— begin —

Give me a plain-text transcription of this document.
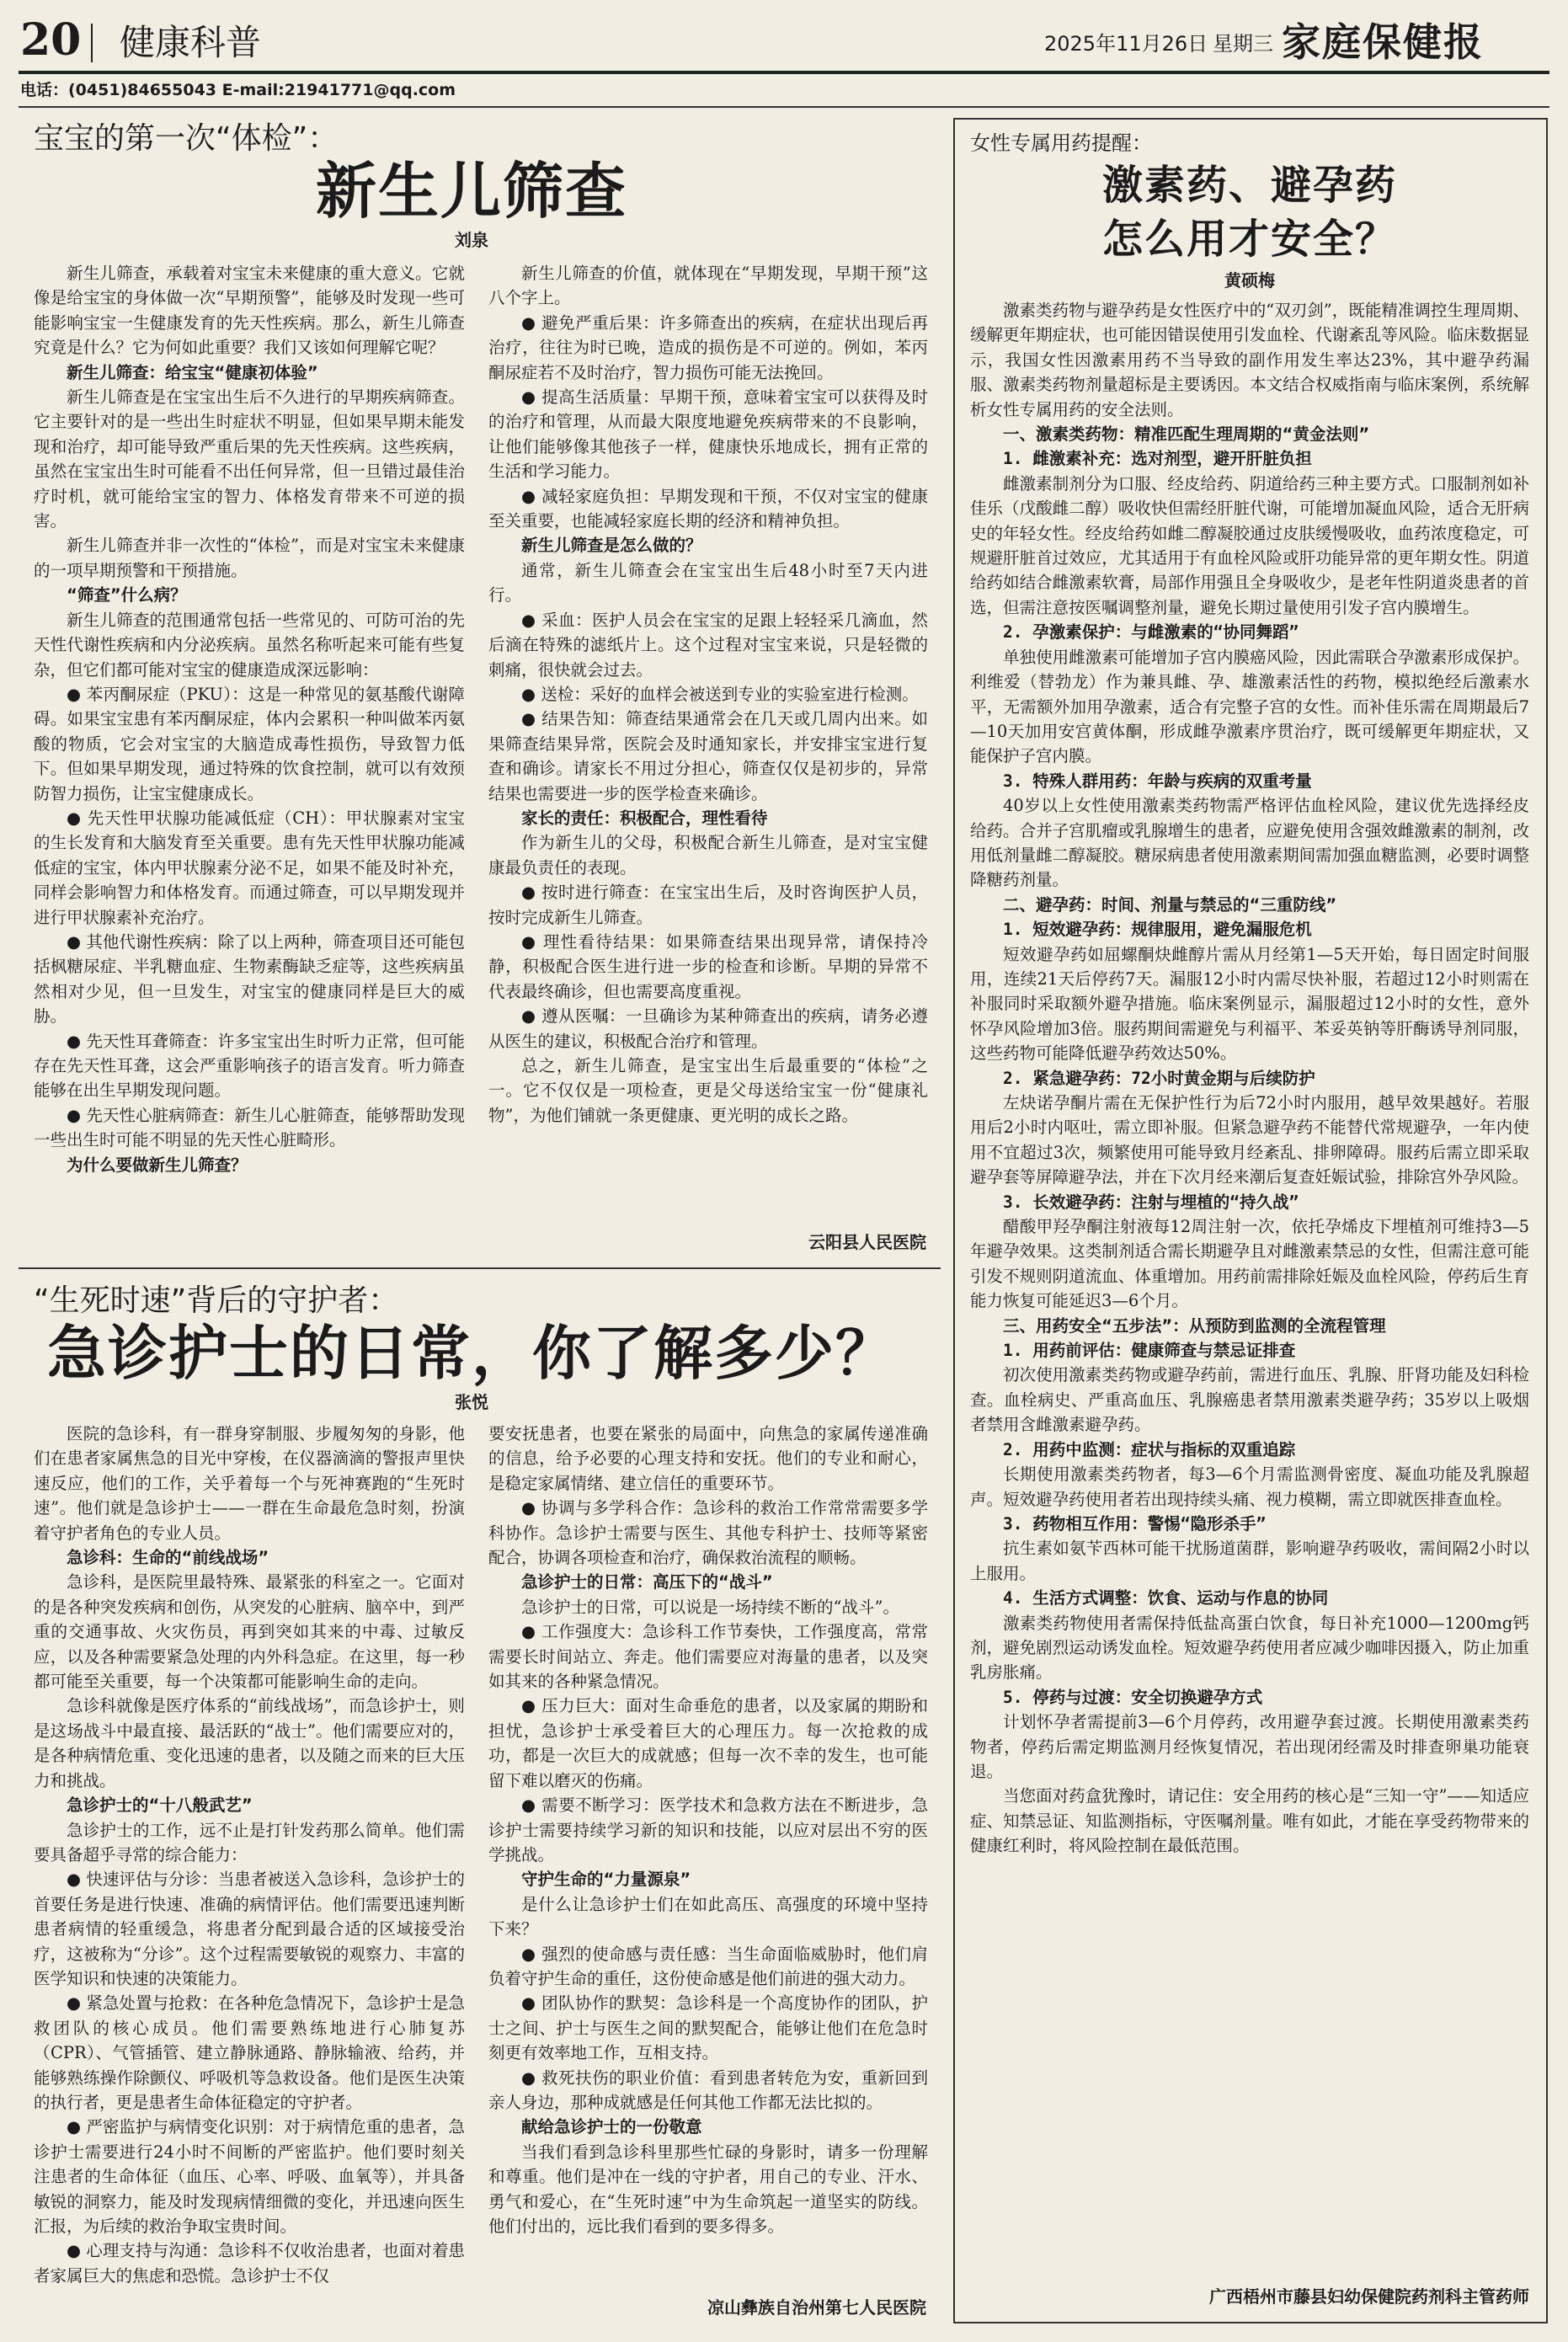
20 健康科普	2025年11月26日 星期三 家庭保健报
电话：(0451)84655043 E-mail:21941771@qq.com
宝宝的第一次“体检”：
新生儿筛查
刘泉

新生儿筛查，承载着对宝宝未来健康的重大意义。它就像是给宝宝的身体做一次“早期预警”，能够及时发现一些可能影响宝宝一生健康发育的先天性疾病。那么，新生儿筛查究竟是什么？它为何如此重要？我们又该如何理解它呢？

新生儿筛查：给宝宝“健康初体验”

新生儿筛查是在宝宝出生后不久进行的早期疾病筛查。它主要针对的是一些出生时症状不明显，但如果早期未能发现和治疗，却可能导致严重后果的先天性疾病。这些疾病，虽然在宝宝出生时可能看不出任何异常，但一旦错过最佳治疗时机，就可能给宝宝的智力、体格发育带来不可逆的损害。

新生儿筛查并非一次性的“体检”，而是对宝宝未来健康的一项早期预警和干预措施。

“筛查”什么病？

新生儿筛查的范围通常包括一些常见的、可防可治的先天性代谢性疾病和内分泌疾病。虽然名称听起来可能有些复杂，但它们都可能对宝宝的健康造成深远影响：

● 苯丙酮尿症（PKU）：这是一种常见的氨基酸代谢障碍。如果宝宝患有苯丙酮尿症，体内会累积一种叫做苯丙氨酸的物质，它会对宝宝的大脑造成毒性损伤，导致智力低下。但如果早期发现，通过特殊的饮食控制，就可以有效预防智力损伤，让宝宝健康成长。

● 先天性甲状腺功能减低症（CH）：甲状腺素对宝宝的生长发育和大脑发育至关重要。患有先天性甲状腺功能减低症的宝宝，体内甲状腺素分泌不足，如果不能及时补充，同样会影响智力和体格发育。而通过筛查，可以早期发现并进行甲状腺素补充治疗。

● 其他代谢性疾病：除了以上两种，筛查项目还可能包括枫糖尿症、半乳糖血症、生物素酶缺乏症等，这些疾病虽然相对少见，但一旦发生，对宝宝的健康同样是巨大的威胁。

● 先天性耳聋筛查：许多宝宝出生时听力正常，但可能存在先天性耳聋，这会严重影响孩子的语言发育。听力筛查能够在出生早期发现问题。

● 先天性心脏病筛查：新生儿心脏筛查，能够帮助发现一些出生时可能不明显的先天性心脏畸形。

为什么要做新生儿筛查？

新生儿筛查的价值，就体现在“早期发现，早期干预”这八个字上。

● 避免严重后果：许多筛查出的疾病，在症状出现后再治疗，往往为时已晚，造成的损伤是不可逆的。例如，苯丙酮尿症若不及时治疗，智力损伤可能无法挽回。

● 提高生活质量：早期干预，意味着宝宝可以获得及时的治疗和管理，从而最大限度地避免疾病带来的不良影响，让他们能够像其他孩子一样，健康快乐地成长，拥有正常的生活和学习能力。

● 减轻家庭负担：早期发现和干预，不仅对宝宝的健康至关重要，也能减轻家庭长期的经济和精神负担。

新生儿筛查是怎么做的？

通常，新生儿筛查会在宝宝出生后48小时至7天内进行。

● 采血：医护人员会在宝宝的足跟上轻轻采几滴血，然后滴在特殊的滤纸片上。这个过程对宝宝来说，只是轻微的刺痛，很快就会过去。

● 送检：采好的血样会被送到专业的实验室进行检测。

● 结果告知：筛查结果通常会在几天或几周内出来。如果筛查结果异常，医院会及时通知家长，并安排宝宝进行复查和确诊。请家长不用过分担心，筛查仅仅是初步的，异常结果也需要进一步的医学检查来确诊。

家长的责任：积极配合，理性看待

作为新生儿的父母，积极配合新生儿筛查，是对宝宝健康最负责任的表现。

● 按时进行筛查：在宝宝出生后，及时咨询医护人员，按时完成新生儿筛查。

● 理性看待结果：如果筛查结果出现异常，请保持冷静，积极配合医生进行进一步的检查和诊断。早期的异常不代表最终确诊，但也需要高度重视。

● 遵从医嘱：一旦确诊为某种筛查出的疾病，请务必遵从医生的建议，积极配合治疗和管理。

总之，新生儿筛查，是宝宝出生后最重要的“体检”之一。它不仅仅是一项检查，更是父母送给宝宝一份“健康礼物”，为他们铺就一条更健康、更光明的成长之路。

云阳县人民医院
“生死时速”背后的守护者：
急诊护士的日常，你了解多少？
张悦

医院的急诊科，有一群身穿制服、步履匆匆的身影，他们在患者家属焦急的目光中穿梭，在仪器滴滴的警报声里快速反应，他们的工作，关乎着每一个与死神赛跑的“生死时速”。他们就是急诊护士——一群在生命最危急时刻，扮演着守护者角色的专业人员。

急诊科：生命的“前线战场”

急诊科，是医院里最特殊、最紧张的科室之一。它面对的是各种突发疾病和创伤，从突发的心脏病、脑卒中，到严重的交通事故、火灾伤员，再到突如其来的中毒、过敏反应，以及各种需要紧急处理的内外科急症。在这里，每一秒都可能至关重要，每一个决策都可能影响生命的走向。

急诊科就像是医疗体系的“前线战场”，而急诊护士，则是这场战斗中最直接、最活跃的“战士”。他们需要应对的，是各种病情危重、变化迅速的患者，以及随之而来的巨大压力和挑战。

急诊护士的“十八般武艺”

急诊护士的工作，远不止是打针发药那么简单。他们需要具备超乎寻常的综合能力：

● 快速评估与分诊：当患者被送入急诊科，急诊护士的首要任务是进行快速、准确的病情评估。他们需要迅速判断患者病情的轻重缓急，将患者分配到最合适的区域接受治疗，这被称为“分诊”。这个过程需要敏锐的观察力、丰富的医学知识和快速的决策能力。

● 紧急处置与抢救：在各种危急情况下，急诊护士是急救团队的核心成员。他们需要熟练地进行心肺复苏（CPR）、气管插管、建立静脉通路、静脉输液、给药，并能够熟练操作除颤仪、呼吸机等急救设备。他们是医生决策的执行者，更是患者生命体征稳定的守护者。

● 严密监护与病情变化识别：对于病情危重的患者，急诊护士需要进行24小时不间断的严密监护。他们要时刻关注患者的生命体征（血压、心率、呼吸、血氧等），并具备敏锐的洞察力，能及时发现病情细微的变化，并迅速向医生汇报，为后续的救治争取宝贵时间。

● 心理支持与沟通：急诊科不仅收治患者，也面对着患者家属巨大的焦虑和恐慌。急诊护士不仅

要安抚患者，也要在紧张的局面中，向焦急的家属传递准确的信息，给予必要的心理支持和安抚。他们的专业和耐心，是稳定家属情绪、建立信任的重要环节。

● 协调与多学科合作：急诊科的救治工作常常需要多学科协作。急诊护士需要与医生、其他专科护士、技师等紧密配合，协调各项检查和治疗，确保救治流程的顺畅。

急诊护士的日常：高压下的“战斗”

急诊护士的日常，可以说是一场持续不断的“战斗”。

● 工作强度大：急诊科工作节奏快，工作强度高，常常需要长时间站立、奔走。他们需要应对海量的患者，以及突如其来的各种紧急情况。

● 压力巨大：面对生命垂危的患者，以及家属的期盼和担忧，急诊护士承受着巨大的心理压力。每一次抢救的成功，都是一次巨大的成就感；但每一次不幸的发生，也可能留下难以磨灭的伤痛。

● 需要不断学习：医学技术和急救方法在不断进步，急诊护士需要持续学习新的知识和技能，以应对层出不穷的医学挑战。

守护生命的“力量源泉”

是什么让急诊护士们在如此高压、高强度的环境中坚持下来？

● 强烈的使命感与责任感：当生命面临威胁时，他们肩负着守护生命的重任，这份使命感是他们前进的强大动力。

● 团队协作的默契：急诊科是一个高度协作的团队，护士之间、护士与医生之间的默契配合，能够让他们在危急时刻更有效率地工作，互相支持。

● 救死扶伤的职业价值：看到患者转危为安，重新回到亲人身边，那种成就感是任何其他工作都无法比拟的。

献给急诊护士的一份敬意

当我们看到急诊科里那些忙碌的身影时，请多一份理解和尊重。他们是冲在一线的守护者，用自己的专业、汗水、勇气和爱心，在“生死时速”中为生命筑起一道坚实的防线。他们付出的，远比我们看到的要多得多。

凉山彝族自治州第七人民医院
女性专属用药提醒：
激素药、避孕药
怎么用才安全？
黄硕梅

激素类药物与避孕药是女性医疗中的“双刃剑”，既能精准调控生理周期、缓解更年期症状，也可能因错误使用引发血栓、代谢紊乱等风险。临床数据显示，我国女性因激素用药不当导致的副作用发生率达23%，其中避孕药漏服、激素类药物剂量超标是主要诱因。本文结合权威指南与临床案例，系统解析女性专属用药的安全法则。

一、激素类药物：精准匹配生理周期的“黄金法则”

1. 雌激素补充：选对剂型，避开肝脏负担

雌激素制剂分为口服、经皮给药、阴道给药三种主要方式。口服制剂如补佳乐（戊酸雌二醇）吸收快但需经肝脏代谢，可能增加凝血风险，适合无肝病史的年轻女性。经皮给药如雌二醇凝胶通过皮肤缓慢吸收，血药浓度稳定，可规避肝脏首过效应，尤其适用于有血栓风险或肝功能异常的更年期女性。阴道给药如结合雌激素软膏，局部作用强且全身吸收少，是老年性阴道炎患者的首选，但需注意按医嘱调整剂量，避免长期过量使用引发子宫内膜增生。

2. 孕激素保护：与雌激素的“协同舞蹈”

单独使用雌激素可能增加子宫内膜癌风险，因此需联合孕激素形成保护。利维爱（替勃龙）作为兼具雌、孕、雄激素活性的药物，模拟绝经后激素水平，无需额外加用孕激素，适合有完整子宫的女性。而补佳乐需在周期最后7—10天加用安宫黄体酮，形成雌孕激素序贯治疗，既可缓解更年期症状，又能保护子宫内膜。

3. 特殊人群用药：年龄与疾病的双重考量

40岁以上女性使用激素类药物需严格评估血栓风险，建议优先选择经皮给药。合并子宫肌瘤或乳腺增生的患者，应避免使用含强效雌激素的制剂，改用低剂量雌二醇凝胶。糖尿病患者使用激素期间需加强血糖监测，必要时调整降糖药剂量。

二、避孕药：时间、剂量与禁忌的“三重防线”

1. 短效避孕药：规律服用，避免漏服危机

短效避孕药如屈螺酮炔雌醇片需从月经第1—5天开始，每日固定时间服用，连续21天后停药7天。漏服12小时内需尽快补服，若超过12小时则需在补服同时采取额外避孕措施。临床案例显示，漏服超过12小时的女性，意外怀孕风险增加3倍。服药期间需避免与利福平、苯妥英钠等肝酶诱导剂同服，这些药物可能降低避孕药效达50%。

2. 紧急避孕药：72小时黄金期与后续防护

左炔诺孕酮片需在无保护性行为后72小时内服用，越早效果越好。若服用后2小时内呕吐，需立即补服。但紧急避孕药不能替代常规避孕，一年内使用不宜超过3次，频繁使用可能导致月经紊乱、排卵障碍。服药后需立即采取避孕套等屏障避孕法，并在下次月经来潮后复查妊娠试验，排除宫外孕风险。

3. 长效避孕药：注射与埋植的“持久战”

醋酸甲羟孕酮注射液每12周注射一次，依托孕烯皮下埋植剂可维持3—5年避孕效果。这类制剂适合需长期避孕且对雌激素禁忌的女性，但需注意可能引发不规则阴道流血、体重增加。用药前需排除妊娠及血栓风险，停药后生育能力恢复可能延迟3—6个月。

三、用药安全“五步法”：从预防到监测的全流程管理

1. 用药前评估：健康筛查与禁忌证排查

初次使用激素类药物或避孕药前，需进行血压、乳腺、肝肾功能及妇科检查。血栓病史、严重高血压、乳腺癌患者禁用激素类避孕药；35岁以上吸烟者禁用含雌激素避孕药。

2. 用药中监测：症状与指标的双重追踪

长期使用激素类药物者，每3—6个月需监测骨密度、凝血功能及乳腺超声。短效避孕药使用者若出现持续头痛、视力模糊，需立即就医排查血栓。

3. 药物相互作用：警惕“隐形杀手”

抗生素如氨苄西林可能干扰肠道菌群，影响避孕药吸收，需间隔2小时以上服用。

4. 生活方式调整：饮食、运动与作息的协同

激素类药物使用者需保持低盐高蛋白饮食，每日补充1000—1200mg钙剂，避免剧烈运动诱发血栓。短效避孕药使用者应减少咖啡因摄入，防止加重乳房胀痛。

5. 停药与过渡：安全切换避孕方式

计划怀孕者需提前3—6个月停药，改用避孕套过渡。长期使用激素类药物者，停药后需定期监测月经恢复情况，若出现闭经需及时排查卵巢功能衰退。

当您面对药盒犹豫时，请记住：安全用药的核心是“三知一守”——知适应症、知禁忌证、知监测指标，守医嘱剂量。唯有如此，才能在享受药物带来的健康红利时，将风险控制在最低范围。

广西梧州市藤县妇幼保健院药剂科主管药师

— end —

[Written exercise]
Return each line of the data that contains the string "生死时速".

[Finished exercise]
“生死时速”背后的守护者：
医院的急诊科，有一群身穿制服、步履匆匆的身影，他们在患者家属焦急的目光中穿梭，在仪器滴滴的警报声里快速反应，他们的工作，关乎着每一个与死神赛跑的“生死时速”。他们就是急诊护士——一群在生命最危急时刻，扮演着守护者角色的专业人员。
当我们看到急诊科里那些忙碌的身影时，请多一份理解和尊重。他们是冲在一线的守护者，用自己的专业、汗水、勇气和爱心，在“生死时速”中为生命筑起一道坚实的防线。他们付出的，远比我们看到的要多得多。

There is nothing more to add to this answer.